- _Task goal_: Take all the material and copy it exactly.
──────── Stored rows ────────
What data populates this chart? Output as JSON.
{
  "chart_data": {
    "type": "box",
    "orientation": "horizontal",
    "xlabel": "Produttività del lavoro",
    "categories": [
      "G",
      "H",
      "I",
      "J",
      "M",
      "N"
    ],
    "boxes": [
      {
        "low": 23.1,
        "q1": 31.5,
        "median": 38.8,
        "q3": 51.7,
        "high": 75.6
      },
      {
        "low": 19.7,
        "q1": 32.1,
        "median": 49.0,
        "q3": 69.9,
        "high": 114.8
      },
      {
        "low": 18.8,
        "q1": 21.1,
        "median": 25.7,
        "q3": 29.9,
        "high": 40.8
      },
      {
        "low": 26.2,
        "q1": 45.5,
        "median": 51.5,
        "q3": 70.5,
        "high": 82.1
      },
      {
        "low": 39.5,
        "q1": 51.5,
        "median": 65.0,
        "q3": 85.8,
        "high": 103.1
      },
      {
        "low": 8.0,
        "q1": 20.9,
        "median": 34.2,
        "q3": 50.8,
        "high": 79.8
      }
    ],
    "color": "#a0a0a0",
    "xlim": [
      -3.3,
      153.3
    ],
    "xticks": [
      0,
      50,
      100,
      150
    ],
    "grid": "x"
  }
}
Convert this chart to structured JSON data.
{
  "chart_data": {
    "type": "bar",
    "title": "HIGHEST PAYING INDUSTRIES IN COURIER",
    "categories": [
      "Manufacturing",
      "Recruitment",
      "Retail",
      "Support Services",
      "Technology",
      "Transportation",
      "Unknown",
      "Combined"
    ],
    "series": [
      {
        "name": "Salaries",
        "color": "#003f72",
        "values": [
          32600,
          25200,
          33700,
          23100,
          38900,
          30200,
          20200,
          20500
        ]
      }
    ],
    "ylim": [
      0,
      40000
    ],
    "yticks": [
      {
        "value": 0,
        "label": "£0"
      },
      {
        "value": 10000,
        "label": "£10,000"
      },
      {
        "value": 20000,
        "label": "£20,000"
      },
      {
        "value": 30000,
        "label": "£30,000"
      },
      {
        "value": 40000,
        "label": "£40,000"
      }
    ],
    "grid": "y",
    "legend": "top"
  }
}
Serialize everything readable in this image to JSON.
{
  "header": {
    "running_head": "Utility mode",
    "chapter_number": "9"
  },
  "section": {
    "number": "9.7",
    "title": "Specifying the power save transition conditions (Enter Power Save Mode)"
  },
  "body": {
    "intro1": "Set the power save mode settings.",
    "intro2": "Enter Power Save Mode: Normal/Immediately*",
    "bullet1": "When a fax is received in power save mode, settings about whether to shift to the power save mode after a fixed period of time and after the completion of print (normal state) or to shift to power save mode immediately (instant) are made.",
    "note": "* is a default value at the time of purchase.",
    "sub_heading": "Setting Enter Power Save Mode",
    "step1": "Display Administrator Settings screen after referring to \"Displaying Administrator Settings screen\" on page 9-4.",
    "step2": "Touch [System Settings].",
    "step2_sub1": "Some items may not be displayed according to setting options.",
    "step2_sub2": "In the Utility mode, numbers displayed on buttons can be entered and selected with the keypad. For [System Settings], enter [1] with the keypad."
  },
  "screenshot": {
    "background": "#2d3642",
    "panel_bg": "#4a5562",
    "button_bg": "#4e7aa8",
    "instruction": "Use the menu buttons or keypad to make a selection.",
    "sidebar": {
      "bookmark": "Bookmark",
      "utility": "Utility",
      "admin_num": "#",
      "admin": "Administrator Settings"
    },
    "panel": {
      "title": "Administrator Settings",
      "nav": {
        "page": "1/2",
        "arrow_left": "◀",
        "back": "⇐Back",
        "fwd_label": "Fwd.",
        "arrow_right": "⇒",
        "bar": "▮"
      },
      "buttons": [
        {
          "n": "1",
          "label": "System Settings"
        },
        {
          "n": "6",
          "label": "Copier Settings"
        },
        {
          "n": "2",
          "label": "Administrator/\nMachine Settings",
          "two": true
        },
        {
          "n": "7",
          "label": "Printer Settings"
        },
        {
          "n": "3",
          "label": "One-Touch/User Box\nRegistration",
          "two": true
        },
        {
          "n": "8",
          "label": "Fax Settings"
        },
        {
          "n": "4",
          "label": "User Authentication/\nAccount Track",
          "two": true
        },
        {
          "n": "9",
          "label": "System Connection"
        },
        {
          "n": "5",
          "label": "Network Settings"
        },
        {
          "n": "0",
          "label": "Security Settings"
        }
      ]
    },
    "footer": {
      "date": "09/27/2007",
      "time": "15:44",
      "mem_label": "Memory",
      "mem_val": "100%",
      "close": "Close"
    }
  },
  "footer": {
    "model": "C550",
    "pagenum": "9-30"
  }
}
────────
- _Solved problem_:
What data populates this chart? Output as JSON.
{
  "chart_data": {
    "type": "box",
    "orientation": "horizontal",
    "xlabel": "Produttività del lavoro",
    "categories": [
      "G",
      "H",
      "I",
      "J",
      "M",
      "N"
    ],
    "boxes": [
      {
        "low": 23.1,
        "q1": 31.5,
        "median": 38.8,
        "q3": 51.7,
        "high": 75.6
      },
      {
        "low": 19.7,
        "q1": 32.1,
        "median": 49.0,
        "q3": 69.9,
        "high": 114.8
      },
      {
        "low": 18.8,
        "q1": 21.1,
        "median": 25.7,
        "q3": 29.9,
        "high": 40.8
      },
      {
        "low": 26.2,
        "q1": 45.5,
        "median": 51.5,
        "q3": 70.5,
        "high": 82.1
      },
      {
        "low": 39.5,
        "q1": 51.5,
        "median": 65.0,
        "q3": 85.8,
        "high": 103.1
      },
      {
        "low": 8.0,
        "q1": 20.9,
        "median": 34.2,
        "q3": 50.8,
        "high": 79.8
      }
    ],
    "color": "#a0a0a0",
    "xlim": [
      -3.3,
      153.3
    ],
    "xticks": [
      0,
      50,
      100,
      150
    ],
    "grid": "x"
  }
}
Convert this chart to structured JSON data.
{
  "chart_data": {
    "type": "bar",
    "title": "HIGHEST PAYING INDUSTRIES IN COURIER",
    "categories": [
      "Manufacturing",
      "Recruitment",
      "Retail",
      "Support Services",
      "Technology",
      "Transportation",
      "Unknown",
      "Combined"
    ],
    "series": [
      {
        "name": "Salaries",
        "color": "#003f72",
        "values": [
          32600,
          25200,
          33700,
          23100,
          38900,
          30200,
          20200,
          20500
        ]
      }
    ],
    "ylim": [
      0,
      40000
    ],
    "yticks": [
      {
        "value": 0,
        "label": "£0"
      },
      {
        "value": 10000,
        "label": "£10,000"
      },
      {
        "value": 20000,
        "label": "£20,000"
      },
      {
        "value": 30000,
        "label": "£30,000"
      },
      {
        "value": 40000,
        "label": "£40,000"
      }
    ],
    "grid": "y",
    "legend": "top"
  }
}
Serialize everything readable in this image to JSON.
{
  "header": {
    "running_head": "Utility mode",
    "chapter_number": "9"
  },
  "section": {
    "number": "9.7",
    "title": "Specifying the power save transition conditions (Enter Power Save Mode)"
  },
  "body": {
    "intro1": "Set the power save mode settings.",
    "intro2": "Enter Power Save Mode: Normal/Immediately*",
    "bullet1": "When a fax is received in power save mode, settings about whether to shift to the power save mode after a fixed period of time and after the completion of print (normal state) or to shift to power save mode immediately (instant) are made.",
    "note": "* is a default value at the time of purchase.",
    "sub_heading": "Setting Enter Power Save Mode",
    "step1": "Display Administrator Settings screen after referring to \"Displaying Administrator Settings screen\" on page 9-4.",
    "step2": "Touch [System Settings].",
    "step2_sub1": "Some items may not be displayed according to setting options.",
    "step2_sub2": "In the Utility mode, numbers displayed on buttons can be entered and selected with the keypad. For [System Settings], enter [1] with the keypad."
  },
  "screenshot": {
    "background": "#2d3642",
    "panel_bg": "#4a5562",
    "button_bg": "#4e7aa8",
    "instruction": "Use the menu buttons or keypad to make a selection.",
    "sidebar": {
      "bookmark": "Bookmark",
      "utility": "Utility",
      "admin_num": "#",
      "admin": "Administrator Settings"
    },
    "panel": {
      "title": "Administrator Settings",
      "nav": {
        "page": "1/2",
        "arrow_left": "◀",
        "back": "⇐Back",
        "fwd_label": "Fwd.",
        "arrow_right": "⇒",
        "bar": "▮"
      },
      "buttons": [
        {
          "n": "1",
          "label": "System Settings"
        },
        {
          "n": "6",
          "label": "Copier Settings"
        },
        {
          "n": "2",
          "label": "Administrator/\nMachine Settings",
          "two": true
        },
        {
          "n": "7",
          "label": "Printer Settings"
        },
        {
          "n": "3",
          "label": "One-Touch/User Box\nRegistration",
          "two": true
        },
        {
          "n": "8",
          "label": "Fax Settings"
        },
        {
          "n": "4",
          "label": "User Authentication/\nAccount Track",
          "two": true
        },
        {
          "n": "9",
          "label": "System Connection"
        },
        {
          "n": "5",
          "label": "Network Settings"
        },
        {
          "n": "0",
          "label": "Security Settings"
        }
      ]
    },
    "footer": {
      "date": "09/27/2007",
      "time": "15:44",
      "mem_label": "Memory",
      "mem_val": "100%",
      "close": "Close"
    }
  },
  "footer": {
    "model": "C550",
    "pagenum": "9-30"
  }
}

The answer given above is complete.